→ Task to complete
Where a line holds the string "Positions", return that line.

→ Recorded data

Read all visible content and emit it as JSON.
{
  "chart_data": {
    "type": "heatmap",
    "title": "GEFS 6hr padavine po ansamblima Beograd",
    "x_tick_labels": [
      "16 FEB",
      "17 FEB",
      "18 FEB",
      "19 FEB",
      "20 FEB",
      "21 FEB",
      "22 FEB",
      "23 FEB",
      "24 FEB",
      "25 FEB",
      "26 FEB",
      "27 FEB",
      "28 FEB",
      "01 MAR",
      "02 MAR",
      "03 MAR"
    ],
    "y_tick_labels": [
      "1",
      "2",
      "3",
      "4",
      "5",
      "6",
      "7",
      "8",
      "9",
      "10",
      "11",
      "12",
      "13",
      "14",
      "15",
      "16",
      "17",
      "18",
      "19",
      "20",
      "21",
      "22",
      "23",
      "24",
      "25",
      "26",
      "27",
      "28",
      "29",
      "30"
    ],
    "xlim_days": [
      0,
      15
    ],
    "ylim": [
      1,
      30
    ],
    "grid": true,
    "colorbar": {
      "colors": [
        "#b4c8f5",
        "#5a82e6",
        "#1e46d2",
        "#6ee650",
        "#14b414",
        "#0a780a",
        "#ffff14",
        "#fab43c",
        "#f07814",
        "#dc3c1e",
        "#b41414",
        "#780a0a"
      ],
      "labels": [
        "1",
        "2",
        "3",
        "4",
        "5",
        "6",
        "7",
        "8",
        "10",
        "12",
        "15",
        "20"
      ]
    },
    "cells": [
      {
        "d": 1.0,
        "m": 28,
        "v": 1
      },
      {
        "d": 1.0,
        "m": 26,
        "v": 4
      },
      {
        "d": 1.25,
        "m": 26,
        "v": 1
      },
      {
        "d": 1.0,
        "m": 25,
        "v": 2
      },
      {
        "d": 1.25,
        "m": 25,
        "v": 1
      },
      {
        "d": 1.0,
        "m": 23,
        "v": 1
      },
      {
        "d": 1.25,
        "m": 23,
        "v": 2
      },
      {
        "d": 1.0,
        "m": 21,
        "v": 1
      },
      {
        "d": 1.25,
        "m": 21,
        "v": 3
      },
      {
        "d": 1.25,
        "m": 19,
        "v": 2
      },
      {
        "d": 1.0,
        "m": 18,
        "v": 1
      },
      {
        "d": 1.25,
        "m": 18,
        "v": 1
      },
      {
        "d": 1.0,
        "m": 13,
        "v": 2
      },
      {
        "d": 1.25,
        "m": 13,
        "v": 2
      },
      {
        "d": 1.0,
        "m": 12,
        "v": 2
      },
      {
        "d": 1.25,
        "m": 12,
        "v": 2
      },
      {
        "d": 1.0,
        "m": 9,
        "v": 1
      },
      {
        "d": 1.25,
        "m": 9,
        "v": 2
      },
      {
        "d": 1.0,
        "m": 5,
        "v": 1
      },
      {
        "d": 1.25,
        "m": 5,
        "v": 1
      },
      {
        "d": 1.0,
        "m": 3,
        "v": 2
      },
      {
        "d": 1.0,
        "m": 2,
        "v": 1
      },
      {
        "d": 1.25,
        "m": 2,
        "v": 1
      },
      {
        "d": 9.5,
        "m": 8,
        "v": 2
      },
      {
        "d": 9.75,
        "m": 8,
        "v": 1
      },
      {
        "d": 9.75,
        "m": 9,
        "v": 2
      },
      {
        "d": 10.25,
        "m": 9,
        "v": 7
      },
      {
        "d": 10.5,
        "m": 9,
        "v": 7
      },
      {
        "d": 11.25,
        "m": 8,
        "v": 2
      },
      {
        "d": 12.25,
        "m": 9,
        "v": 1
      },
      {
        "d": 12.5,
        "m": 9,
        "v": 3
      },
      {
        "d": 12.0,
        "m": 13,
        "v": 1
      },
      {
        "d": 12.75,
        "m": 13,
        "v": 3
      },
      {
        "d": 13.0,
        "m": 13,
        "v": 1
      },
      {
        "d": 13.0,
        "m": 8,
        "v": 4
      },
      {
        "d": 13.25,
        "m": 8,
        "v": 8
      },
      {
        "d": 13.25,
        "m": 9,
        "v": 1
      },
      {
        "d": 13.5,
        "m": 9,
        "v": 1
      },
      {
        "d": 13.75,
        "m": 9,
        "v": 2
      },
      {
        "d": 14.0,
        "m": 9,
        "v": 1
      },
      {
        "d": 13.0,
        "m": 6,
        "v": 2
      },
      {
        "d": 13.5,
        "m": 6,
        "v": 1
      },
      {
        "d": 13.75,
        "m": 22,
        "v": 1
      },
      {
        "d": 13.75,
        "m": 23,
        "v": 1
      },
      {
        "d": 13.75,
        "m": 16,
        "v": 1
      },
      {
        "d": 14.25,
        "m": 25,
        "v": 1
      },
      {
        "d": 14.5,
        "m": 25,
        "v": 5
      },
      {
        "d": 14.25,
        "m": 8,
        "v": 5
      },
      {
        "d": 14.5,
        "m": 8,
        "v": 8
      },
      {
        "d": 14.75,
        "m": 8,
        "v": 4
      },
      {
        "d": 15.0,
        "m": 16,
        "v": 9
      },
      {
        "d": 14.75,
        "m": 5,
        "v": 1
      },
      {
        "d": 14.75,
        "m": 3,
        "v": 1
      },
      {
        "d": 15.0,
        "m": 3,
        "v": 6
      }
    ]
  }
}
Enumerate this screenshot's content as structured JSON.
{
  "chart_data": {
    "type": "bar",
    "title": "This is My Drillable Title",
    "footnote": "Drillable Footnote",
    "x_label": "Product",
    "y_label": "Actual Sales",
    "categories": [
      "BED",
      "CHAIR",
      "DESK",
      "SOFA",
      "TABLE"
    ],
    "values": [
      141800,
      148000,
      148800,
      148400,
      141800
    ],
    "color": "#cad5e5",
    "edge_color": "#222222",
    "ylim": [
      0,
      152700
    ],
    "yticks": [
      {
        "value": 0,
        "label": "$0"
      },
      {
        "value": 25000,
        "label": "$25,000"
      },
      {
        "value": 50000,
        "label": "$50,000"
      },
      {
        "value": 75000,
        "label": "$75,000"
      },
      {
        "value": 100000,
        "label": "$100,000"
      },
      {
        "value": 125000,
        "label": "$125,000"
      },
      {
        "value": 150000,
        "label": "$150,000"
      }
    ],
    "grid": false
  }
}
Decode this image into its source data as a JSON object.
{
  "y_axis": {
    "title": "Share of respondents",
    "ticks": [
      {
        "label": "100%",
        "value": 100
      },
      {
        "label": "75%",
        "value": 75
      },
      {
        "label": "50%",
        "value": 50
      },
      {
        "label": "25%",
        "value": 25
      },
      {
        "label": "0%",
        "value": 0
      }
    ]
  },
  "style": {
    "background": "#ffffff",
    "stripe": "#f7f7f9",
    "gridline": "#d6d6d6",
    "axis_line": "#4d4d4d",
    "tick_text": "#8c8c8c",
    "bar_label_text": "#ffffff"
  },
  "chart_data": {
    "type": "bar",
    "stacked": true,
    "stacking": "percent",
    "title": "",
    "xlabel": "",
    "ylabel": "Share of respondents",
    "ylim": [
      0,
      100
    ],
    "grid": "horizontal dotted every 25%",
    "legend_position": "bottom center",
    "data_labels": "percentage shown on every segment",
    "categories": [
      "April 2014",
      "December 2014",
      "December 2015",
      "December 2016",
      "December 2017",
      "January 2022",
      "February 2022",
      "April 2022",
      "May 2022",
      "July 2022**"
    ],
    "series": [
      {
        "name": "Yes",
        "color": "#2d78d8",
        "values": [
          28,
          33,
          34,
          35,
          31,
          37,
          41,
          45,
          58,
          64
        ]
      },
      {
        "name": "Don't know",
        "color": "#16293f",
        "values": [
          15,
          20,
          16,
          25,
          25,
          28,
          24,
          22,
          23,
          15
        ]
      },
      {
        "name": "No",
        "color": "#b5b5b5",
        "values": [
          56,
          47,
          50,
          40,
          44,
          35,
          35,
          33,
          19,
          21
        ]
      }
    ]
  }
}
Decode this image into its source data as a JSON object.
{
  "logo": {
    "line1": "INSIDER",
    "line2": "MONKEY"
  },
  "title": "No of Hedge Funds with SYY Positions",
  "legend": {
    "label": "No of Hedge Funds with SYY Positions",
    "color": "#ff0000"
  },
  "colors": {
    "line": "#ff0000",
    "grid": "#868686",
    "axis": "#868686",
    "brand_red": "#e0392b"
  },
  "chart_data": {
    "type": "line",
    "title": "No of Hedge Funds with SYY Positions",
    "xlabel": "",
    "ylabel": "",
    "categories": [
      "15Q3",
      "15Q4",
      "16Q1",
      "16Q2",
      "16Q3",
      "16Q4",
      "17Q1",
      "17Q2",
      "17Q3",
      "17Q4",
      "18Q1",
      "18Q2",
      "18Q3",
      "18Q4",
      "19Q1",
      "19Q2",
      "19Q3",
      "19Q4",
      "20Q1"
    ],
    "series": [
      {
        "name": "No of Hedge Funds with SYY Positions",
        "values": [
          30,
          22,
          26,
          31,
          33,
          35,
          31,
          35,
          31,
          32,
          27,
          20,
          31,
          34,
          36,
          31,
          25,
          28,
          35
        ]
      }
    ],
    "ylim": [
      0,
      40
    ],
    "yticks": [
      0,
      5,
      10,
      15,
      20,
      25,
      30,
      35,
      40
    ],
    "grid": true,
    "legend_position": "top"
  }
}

→ Answer to this task
  "title": "No of Hedge Funds with SYY Positions",
    "label": "No of Hedge Funds with SYY Positions",
    "title": "No of Hedge Funds with SYY Positions",
        "name": "No of Hedge Funds with SYY Positions",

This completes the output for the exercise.